▸ **Supplied material**

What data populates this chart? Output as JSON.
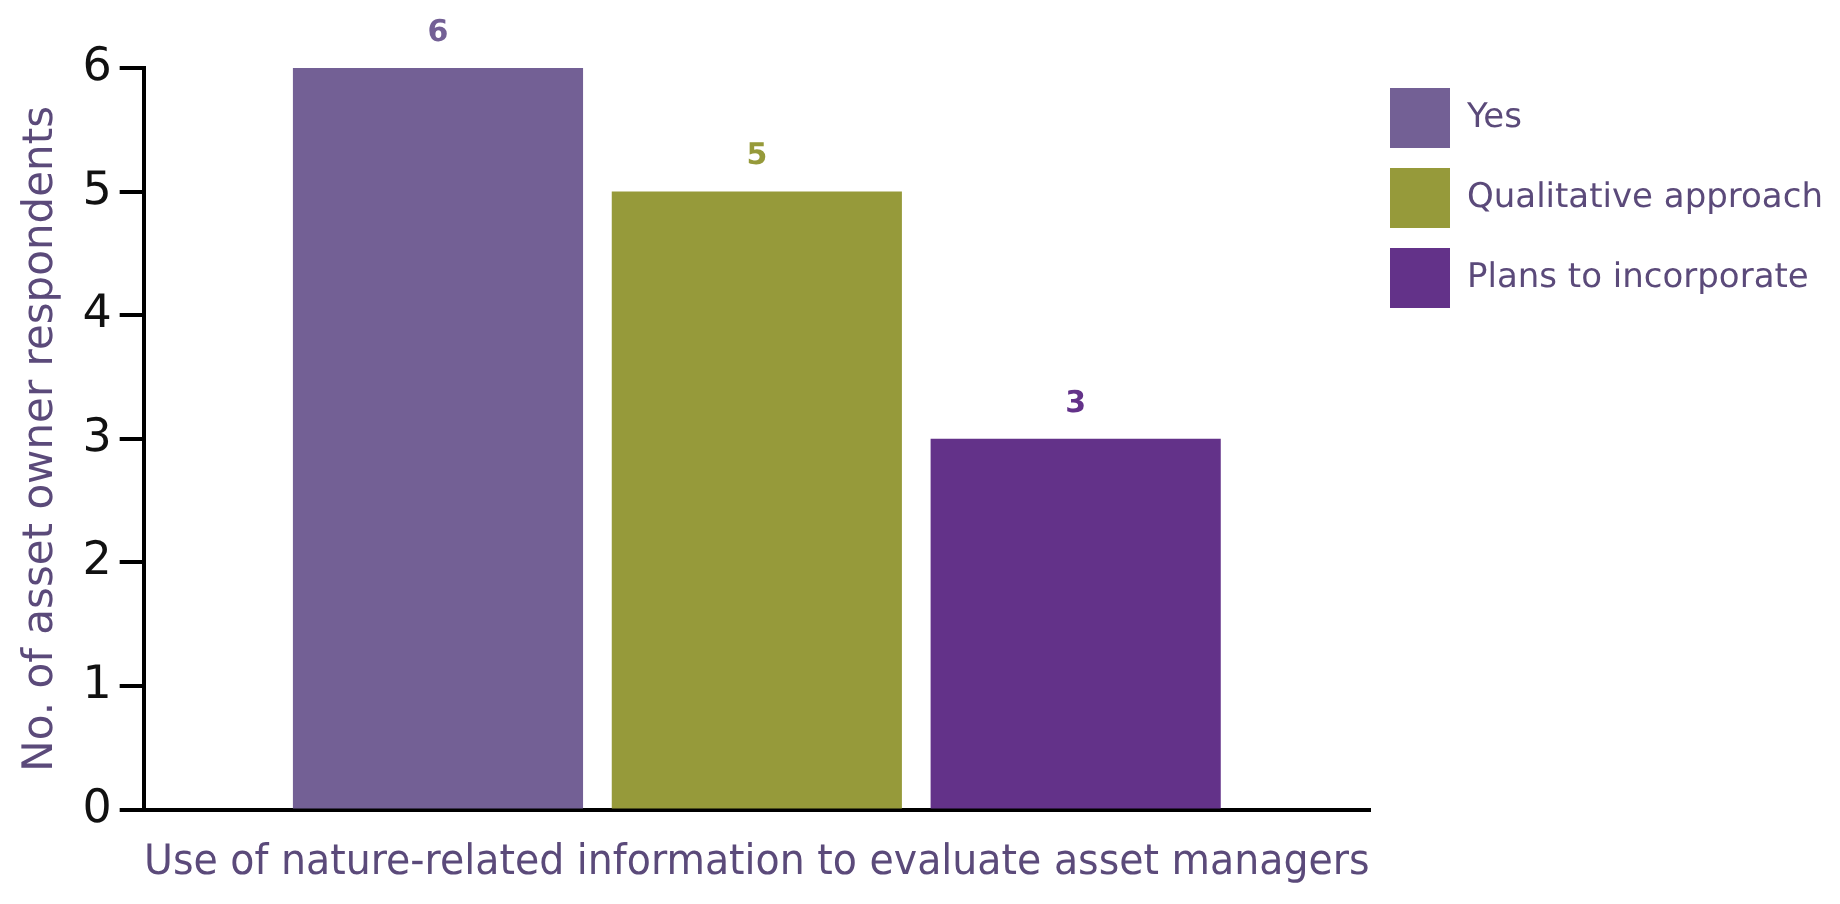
{
  "chart_data": {
    "type": "bar",
    "xlabel": "Use of nature-related information to evaluate asset managers",
    "ylabel": "No. of asset owner respondents",
    "categories": [
      null
    ],
    "series": [
      {
        "name": "Yes",
        "color": "#736095",
        "values": [
          6
        ]
      },
      {
        "name": "Qualitative approach",
        "color": "#969a3a",
        "values": [
          5
        ]
      },
      {
        "name": "Plans to incorporate",
        "color": "#633289",
        "values": [
          3
        ]
      }
    ],
    "ylim": [
      0,
      6
    ],
    "yticks": [
      0,
      1,
      2,
      3,
      4,
      5,
      6
    ],
    "grid": false,
    "legend": "top right",
    "tick_labels": "y",
    "data_labels": true
  }
}
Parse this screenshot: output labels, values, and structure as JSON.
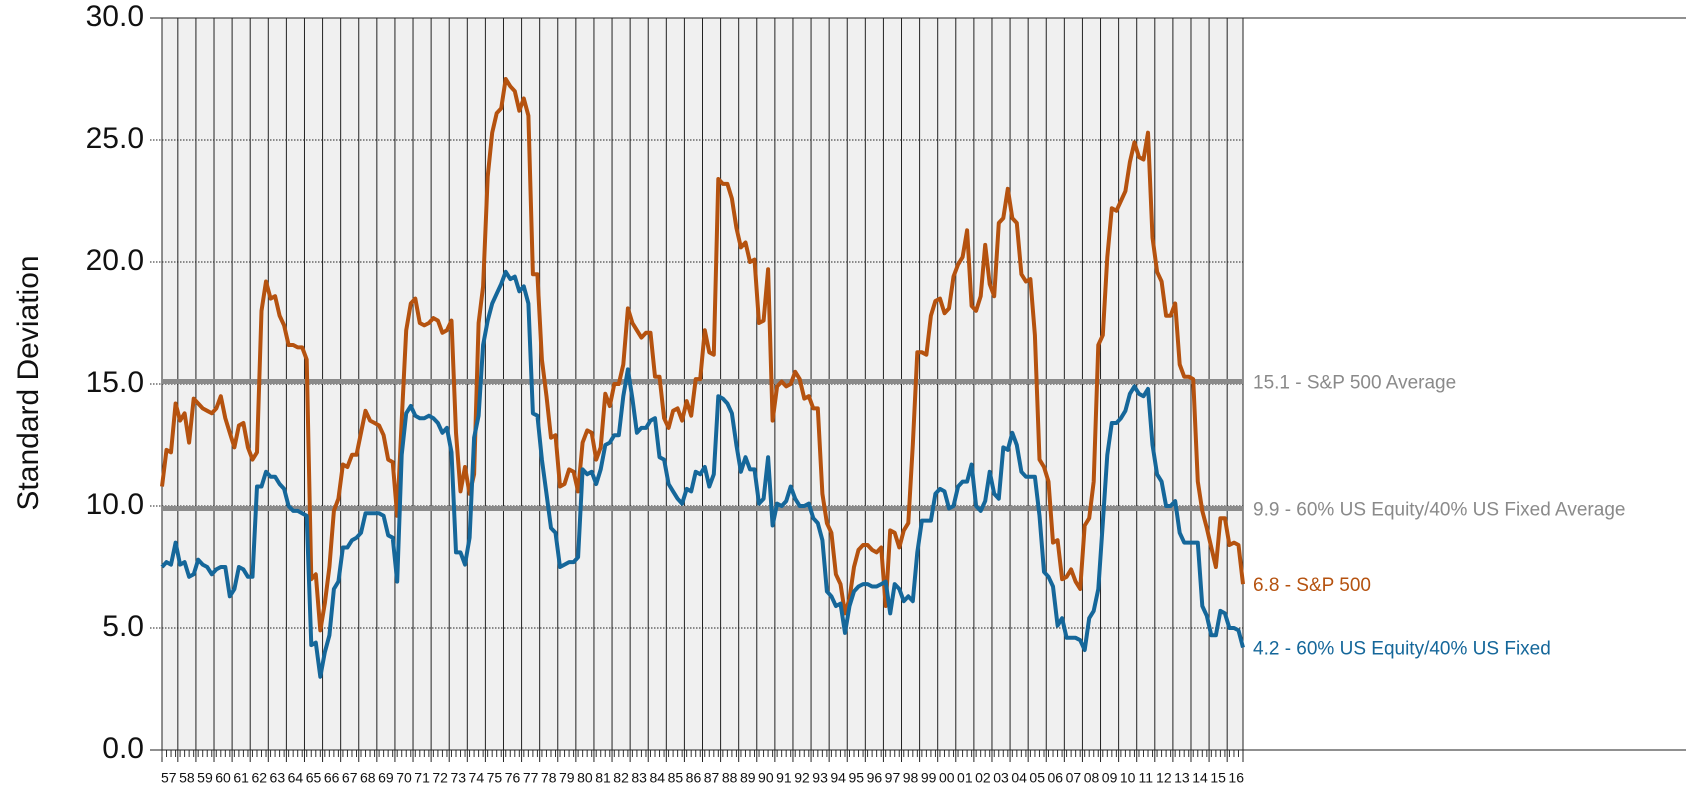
{
  "chart_data": {
    "type": "line",
    "y_label": "Standard Deviation",
    "ylim": [
      0,
      30
    ],
    "yticks": [
      {
        "value": 0,
        "label": "0.0"
      },
      {
        "value": 5,
        "label": "5.0"
      },
      {
        "value": 10,
        "label": "10.0"
      },
      {
        "value": 15,
        "label": "15.0"
      },
      {
        "value": 20,
        "label": "20.0"
      },
      {
        "value": 25,
        "label": "25.0"
      },
      {
        "value": 30,
        "label": "30.0"
      }
    ],
    "grid": true,
    "background": "#f0f0f0",
    "categories": [
      "57",
      null,
      null,
      null,
      "58",
      null,
      null,
      null,
      "59",
      null,
      null,
      null,
      "60",
      null,
      null,
      null,
      "61",
      null,
      null,
      null,
      "62",
      null,
      null,
      null,
      "63",
      null,
      null,
      null,
      "64",
      null,
      null,
      null,
      "65",
      null,
      null,
      null,
      "66",
      null,
      null,
      null,
      "67",
      null,
      null,
      null,
      "68",
      null,
      null,
      null,
      "69",
      null,
      null,
      null,
      "70",
      null,
      null,
      null,
      "71",
      null,
      null,
      null,
      "72",
      null,
      null,
      null,
      "73",
      null,
      null,
      null,
      "74",
      null,
      null,
      null,
      "75",
      null,
      null,
      null,
      "76",
      null,
      null,
      null,
      "77",
      null,
      null,
      null,
      "78",
      null,
      null,
      null,
      "79",
      null,
      null,
      null,
      "80",
      null,
      null,
      null,
      "81",
      null,
      null,
      null,
      "82",
      null,
      null,
      null,
      "83",
      null,
      null,
      null,
      "84",
      null,
      null,
      null,
      "85",
      null,
      null,
      null,
      "86",
      null,
      null,
      null,
      "87",
      null,
      null,
      null,
      "88",
      null,
      null,
      null,
      "89",
      null,
      null,
      null,
      "90",
      null,
      null,
      null,
      "91",
      null,
      null,
      null,
      "92",
      null,
      null,
      null,
      "93",
      null,
      null,
      null,
      "94",
      null,
      null,
      null,
      "95",
      null,
      null,
      null,
      "96",
      null,
      null,
      null,
      "97",
      null,
      null,
      null,
      "98",
      null,
      null,
      null,
      "99",
      null,
      null,
      null,
      "00",
      null,
      null,
      null,
      "01",
      null,
      null,
      null,
      "02",
      null,
      null,
      null,
      "03",
      null,
      null,
      null,
      "04",
      null,
      null,
      null,
      "05",
      null,
      null,
      null,
      "06",
      null,
      null,
      null,
      "07",
      null,
      null,
      null,
      "08",
      null,
      null,
      null,
      "09",
      null,
      null,
      null,
      "10",
      null,
      null,
      null,
      "11",
      null,
      null,
      null,
      "12",
      null,
      null,
      null,
      "13",
      null,
      null,
      null,
      "14",
      null,
      null,
      null,
      "15",
      null,
      null,
      null,
      "16",
      null,
      null,
      null
    ],
    "series": [
      {
        "label": "6.8 - S&P 500",
        "color": "#b5520f",
        "values": [
          10.8,
          12.3,
          12.2,
          14.2,
          13.5,
          13.8,
          12.6,
          14.4,
          14.2,
          14.0,
          13.9,
          13.8,
          14.0,
          14.5,
          13.6,
          13.0,
          12.4,
          13.3,
          13.4,
          12.4,
          11.9,
          12.2,
          18.0,
          19.2,
          18.5,
          18.6,
          17.8,
          17.4,
          16.6,
          16.6,
          16.5,
          16.5,
          16.0,
          7.0,
          7.2,
          4.9,
          6.0,
          7.5,
          9.8,
          10.3,
          11.7,
          11.6,
          12.1,
          12.1,
          13.0,
          13.9,
          13.5,
          13.4,
          13.3,
          12.9,
          11.9,
          11.8,
          9.6,
          13.5,
          17.2,
          18.3,
          18.5,
          17.5,
          17.4,
          17.5,
          17.7,
          17.6,
          17.1,
          17.2,
          17.6,
          13.0,
          10.6,
          11.6,
          10.5,
          11.3,
          17.5,
          19.0,
          23.5,
          25.3,
          26.1,
          26.3,
          27.5,
          27.2,
          27.0,
          26.2,
          26.7,
          26.0,
          19.5,
          19.5,
          16.0,
          14.5,
          12.8,
          12.9,
          10.8,
          10.9,
          11.5,
          11.4,
          10.6,
          12.6,
          13.1,
          13.0,
          11.9,
          12.4,
          14.6,
          14.1,
          15.0,
          15.0,
          15.8,
          18.1,
          17.5,
          17.2,
          16.9,
          17.1,
          17.1,
          15.3,
          15.3,
          13.6,
          13.2,
          13.9,
          14.0,
          13.5,
          14.3,
          13.7,
          15.2,
          15.2,
          17.2,
          16.3,
          16.2,
          23.4,
          23.2,
          23.2,
          22.6,
          21.4,
          20.6,
          20.8,
          20.0,
          20.1,
          17.5,
          17.6,
          19.7,
          13.5,
          14.9,
          15.1,
          14.9,
          15.0,
          15.5,
          15.2,
          14.4,
          14.5,
          14.0,
          14.0,
          10.5,
          9.3,
          8.9,
          7.2,
          6.8,
          5.6,
          6.2,
          7.5,
          8.2,
          8.4,
          8.4,
          8.2,
          8.1,
          8.3,
          5.9,
          9.0,
          8.9,
          8.3,
          9.0,
          9.3,
          12.5,
          16.3,
          16.3,
          16.2,
          17.8,
          18.4,
          18.5,
          17.9,
          18.1,
          19.4,
          19.9,
          20.2,
          21.3,
          18.2,
          18.0,
          18.6,
          20.7,
          19.1,
          18.6,
          21.6,
          21.8,
          23.0,
          21.8,
          21.6,
          19.5,
          19.2,
          19.3,
          17.0,
          11.9,
          11.6,
          11.0,
          8.5,
          8.6,
          7.0,
          7.1,
          7.4,
          6.9,
          6.6,
          9.2,
          9.5,
          11.0,
          16.6,
          17.0,
          20.2,
          22.2,
          22.1,
          22.5,
          22.9,
          24.1,
          24.9,
          24.3,
          24.2,
          25.3,
          21.0,
          19.6,
          19.2,
          17.8,
          17.8,
          18.3,
          15.8,
          15.3,
          15.3,
          15.2,
          11.0,
          9.8,
          9.1,
          8.3,
          7.5,
          9.5,
          9.5,
          8.4,
          8.5,
          8.4,
          6.8
        ]
      },
      {
        "label": "4.2 - 60% US Equity/40% US Fixed",
        "color": "#15679a",
        "values": [
          7.5,
          7.7,
          7.6,
          8.5,
          7.6,
          7.7,
          7.1,
          7.2,
          7.8,
          7.6,
          7.5,
          7.2,
          7.4,
          7.5,
          7.5,
          6.3,
          6.6,
          7.5,
          7.4,
          7.1,
          7.1,
          10.8,
          10.8,
          11.4,
          11.2,
          11.2,
          10.9,
          10.7,
          10.0,
          9.8,
          9.8,
          9.7,
          9.6,
          4.3,
          4.4,
          3.0,
          4.0,
          4.7,
          6.6,
          6.9,
          8.3,
          8.3,
          8.6,
          8.7,
          8.9,
          9.7,
          9.7,
          9.7,
          9.7,
          9.6,
          8.8,
          8.7,
          6.9,
          12.1,
          13.8,
          14.1,
          13.7,
          13.6,
          13.6,
          13.7,
          13.6,
          13.4,
          13.0,
          13.2,
          12.2,
          8.1,
          8.1,
          7.6,
          8.7,
          12.8,
          13.7,
          16.6,
          17.6,
          18.3,
          18.7,
          19.1,
          19.6,
          19.3,
          19.4,
          18.8,
          19.0,
          18.3,
          13.8,
          13.7,
          11.9,
          10.5,
          9.1,
          8.9,
          7.5,
          7.6,
          7.7,
          7.7,
          7.9,
          11.5,
          11.3,
          11.4,
          10.9,
          11.5,
          12.5,
          12.6,
          12.9,
          12.9,
          14.5,
          15.6,
          14.4,
          13.0,
          13.2,
          13.2,
          13.5,
          13.6,
          12.0,
          11.9,
          10.9,
          10.6,
          10.3,
          10.1,
          10.7,
          10.6,
          11.4,
          11.3,
          11.6,
          10.8,
          11.3,
          14.5,
          14.4,
          14.2,
          13.8,
          12.5,
          11.4,
          12.0,
          11.5,
          11.5,
          10.1,
          10.3,
          12.0,
          9.2,
          10.1,
          10.0,
          10.2,
          10.8,
          10.3,
          10.0,
          10.0,
          10.1,
          9.5,
          9.3,
          8.6,
          6.5,
          6.3,
          5.9,
          6.0,
          4.8,
          5.9,
          6.5,
          6.7,
          6.8,
          6.8,
          6.7,
          6.7,
          6.8,
          6.9,
          5.6,
          6.8,
          6.6,
          6.1,
          6.3,
          6.1,
          8.1,
          9.4,
          9.4,
          9.4,
          10.5,
          10.7,
          10.6,
          9.9,
          10.0,
          10.8,
          11.0,
          11.0,
          11.7,
          10.0,
          9.8,
          10.2,
          11.4,
          10.5,
          10.3,
          12.4,
          12.3,
          13.0,
          12.5,
          11.4,
          11.2,
          11.2,
          11.2,
          9.6,
          7.3,
          7.1,
          6.7,
          5.1,
          5.4,
          4.6,
          4.6,
          4.6,
          4.5,
          4.1,
          5.4,
          5.7,
          6.6,
          9.3,
          12.1,
          13.4,
          13.4,
          13.6,
          13.9,
          14.6,
          14.9,
          14.6,
          14.5,
          14.8,
          12.5,
          11.3,
          11.0,
          10.0,
          10.0,
          10.2,
          8.9,
          8.5,
          8.5,
          8.5,
          8.5,
          5.9,
          5.5,
          4.7,
          4.7,
          5.7,
          5.6,
          5.0,
          5.0,
          4.9,
          4.2
        ]
      }
    ],
    "reference_lines": [
      {
        "value": 15.1,
        "label": "15.1 - S&P 500 Average",
        "color": "#8a8a8a"
      },
      {
        "value": 9.9,
        "label": "9.9 - 60% US Equity/40% US Fixed Average",
        "color": "#8a8a8a"
      }
    ]
  }
}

▸ **What is required**
Gather all lines where the word "asset" appears.

▸ **Reply**
    "xlabel": "Use of nature-related information to evaluate asset managers",
    "ylabel": "No. of asset owner respondents",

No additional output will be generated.